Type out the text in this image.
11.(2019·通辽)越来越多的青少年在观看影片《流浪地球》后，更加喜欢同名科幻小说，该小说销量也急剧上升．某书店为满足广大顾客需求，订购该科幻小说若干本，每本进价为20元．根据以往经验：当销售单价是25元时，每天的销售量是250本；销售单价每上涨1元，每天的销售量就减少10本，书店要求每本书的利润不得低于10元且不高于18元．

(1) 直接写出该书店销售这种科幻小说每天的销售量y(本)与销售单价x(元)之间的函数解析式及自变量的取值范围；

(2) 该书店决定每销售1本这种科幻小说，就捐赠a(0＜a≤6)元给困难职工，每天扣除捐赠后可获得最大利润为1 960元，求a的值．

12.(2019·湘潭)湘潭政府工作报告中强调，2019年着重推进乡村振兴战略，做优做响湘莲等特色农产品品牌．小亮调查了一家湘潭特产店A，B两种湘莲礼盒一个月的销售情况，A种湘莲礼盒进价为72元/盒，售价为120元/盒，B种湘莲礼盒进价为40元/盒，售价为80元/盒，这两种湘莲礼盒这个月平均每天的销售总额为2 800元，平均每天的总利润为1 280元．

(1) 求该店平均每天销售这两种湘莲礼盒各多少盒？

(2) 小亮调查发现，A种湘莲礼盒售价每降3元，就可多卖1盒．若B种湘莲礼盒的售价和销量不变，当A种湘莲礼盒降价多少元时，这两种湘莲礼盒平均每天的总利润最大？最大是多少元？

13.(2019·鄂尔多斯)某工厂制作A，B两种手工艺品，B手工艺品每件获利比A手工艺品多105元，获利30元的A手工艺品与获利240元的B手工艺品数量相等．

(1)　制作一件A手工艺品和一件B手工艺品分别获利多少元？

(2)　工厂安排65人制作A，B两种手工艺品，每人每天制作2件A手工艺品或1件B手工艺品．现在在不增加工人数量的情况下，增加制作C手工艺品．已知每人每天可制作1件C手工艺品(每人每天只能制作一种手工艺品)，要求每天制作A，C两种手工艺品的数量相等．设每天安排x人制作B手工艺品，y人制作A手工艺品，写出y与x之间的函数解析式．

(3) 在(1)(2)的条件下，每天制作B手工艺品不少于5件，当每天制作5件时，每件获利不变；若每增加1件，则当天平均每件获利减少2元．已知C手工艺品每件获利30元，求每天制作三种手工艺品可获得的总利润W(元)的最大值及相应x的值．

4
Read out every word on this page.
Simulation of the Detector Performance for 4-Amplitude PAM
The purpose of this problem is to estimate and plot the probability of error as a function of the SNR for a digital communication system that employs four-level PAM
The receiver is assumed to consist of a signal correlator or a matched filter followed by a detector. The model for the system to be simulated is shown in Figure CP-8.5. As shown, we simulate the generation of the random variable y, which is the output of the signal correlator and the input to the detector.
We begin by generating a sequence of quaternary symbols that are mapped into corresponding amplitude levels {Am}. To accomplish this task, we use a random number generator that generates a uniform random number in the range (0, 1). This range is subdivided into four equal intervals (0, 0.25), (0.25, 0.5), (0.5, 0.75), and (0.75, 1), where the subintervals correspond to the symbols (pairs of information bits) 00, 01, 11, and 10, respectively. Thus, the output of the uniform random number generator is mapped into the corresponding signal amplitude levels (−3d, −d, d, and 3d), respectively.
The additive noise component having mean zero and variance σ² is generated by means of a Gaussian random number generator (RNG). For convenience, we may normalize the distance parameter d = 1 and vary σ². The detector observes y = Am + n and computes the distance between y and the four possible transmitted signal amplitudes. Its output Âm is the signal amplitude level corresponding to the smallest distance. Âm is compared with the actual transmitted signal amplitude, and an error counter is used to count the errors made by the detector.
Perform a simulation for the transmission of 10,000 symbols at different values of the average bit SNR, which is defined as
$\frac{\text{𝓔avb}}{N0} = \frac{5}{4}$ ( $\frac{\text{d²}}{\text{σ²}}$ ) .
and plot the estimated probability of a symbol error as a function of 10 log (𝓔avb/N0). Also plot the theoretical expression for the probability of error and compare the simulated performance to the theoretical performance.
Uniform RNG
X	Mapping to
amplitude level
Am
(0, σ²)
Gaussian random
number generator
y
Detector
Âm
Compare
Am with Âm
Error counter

Instruction
Return all the data exactly as given.

Reply to the task
Type out the text in this image.
11.(2019·通辽)越来越多的青少年在观看影片《流浪地球》后，更加喜欢同名科幻小说，该小说销量也急剧上升．某书店为满足广大顾客需求，订购该科幻小说若干本，每本进价为20元．根据以往经验：当销售单价是25元时，每天的销售量是250本；销售单价每上涨1元，每天的销售量就减少10本，书店要求每本书的利润不得低于10元且不高于18元．

(1) 直接写出该书店销售这种科幻小说每天的销售量y(本)与销售单价x(元)之间的函数解析式及自变量的取值范围；

(2) 该书店决定每销售1本这种科幻小说，就捐赠a(0＜a≤6)元给困难职工，每天扣除捐赠后可获得最大利润为1 960元，求a的值．

12.(2019·湘潭)湘潭政府工作报告中强调，2019年着重推进乡村振兴战略，做优做响湘莲等特色农产品品牌．小亮调查了一家湘潭特产店A，B两种湘莲礼盒一个月的销售情况，A种湘莲礼盒进价为72元/盒，售价为120元/盒，B种湘莲礼盒进价为40元/盒，售价为80元/盒，这两种湘莲礼盒这个月平均每天的销售总额为2 800元，平均每天的总利润为1 280元．

(1) 求该店平均每天销售这两种湘莲礼盒各多少盒？

(2) 小亮调查发现，A种湘莲礼盒售价每降3元，就可多卖1盒．若B种湘莲礼盒的售价和销量不变，当A种湘莲礼盒降价多少元时，这两种湘莲礼盒平均每天的总利润最大？最大是多少元？

13.(2019·鄂尔多斯)某工厂制作A，B两种手工艺品，B手工艺品每件获利比A手工艺品多105元，获利30元的A手工艺品与获利240元的B手工艺品数量相等．

(1)　制作一件A手工艺品和一件B手工艺品分别获利多少元？

(2)　工厂安排65人制作A，B两种手工艺品，每人每天制作2件A手工艺品或1件B手工艺品．现在在不增加工人数量的情况下，增加制作C手工艺品．已知每人每天可制作1件C手工艺品(每人每天只能制作一种手工艺品)，要求每天制作A，C两种手工艺品的数量相等．设每天安排x人制作B手工艺品，y人制作A手工艺品，写出y与x之间的函数解析式．

(3) 在(1)(2)的条件下，每天制作B手工艺品不少于5件，当每天制作5件时，每件获利不变；若每增加1件，则当天平均每件获利减少2元．已知C手工艺品每件获利30元，求每天制作三种手工艺品可获得的总利润W(元)的最大值及相应x的值．

4
Read out every word on this page.
Simulation of the Detector Performance for 4-Amplitude PAM
The purpose of this problem is to estimate and plot the probability of error as a function of the SNR for a digital communication system that employs four-level PAM
The receiver is assumed to consist of a signal correlator or a matched filter followed by a detector. The model for the system to be simulated is shown in Figure CP-8.5. As shown, we simulate the generation of the random variable y, which is the output of the signal correlator and the input to the detector.
We begin by generating a sequence of quaternary symbols that are mapped into corresponding amplitude levels {Am}. To accomplish this task, we use a random number generator that generates a uniform random number in the range (0, 1). This range is subdivided into four equal intervals (0, 0.25), (0.25, 0.5), (0.5, 0.75), and (0.75, 1), where the subintervals correspond to the symbols (pairs of information bits) 00, 01, 11, and 10, respectively. Thus, the output of the uniform random number generator is mapped into the corresponding signal amplitude levels (−3d, −d, d, and 3d), respectively.
The additive noise component having mean zero and variance σ² is generated by means of a Gaussian random number generator (RNG). For convenience, we may normalize the distance parameter d = 1 and vary σ². The detector observes y = Am + n and computes the distance between y and the four possible transmitted signal amplitudes. Its output Âm is the signal amplitude level corresponding to the smallest distance. Âm is compared with the actual transmitted signal amplitude, and an error counter is used to count the errors made by the detector.
Perform a simulation for the transmission of 10,000 symbols at different values of the average bit SNR, which is defined as
$\frac{\text{𝓔avb}}{N0} = \frac{5}{4}$ ( $\frac{\text{d²}}{\text{σ²}}$ ) .
and plot the estimated probability of a symbol error as a function of 10 log (𝓔avb/N0). Also plot the theoretical expression for the probability of error and compare the simulated performance to the theoretical performance.
Uniform RNG
X	Mapping to
amplitude level
Am
(0, σ²)
Gaussian random
number generator
y
Detector
Âm
Compare
Am with Âm
Error counter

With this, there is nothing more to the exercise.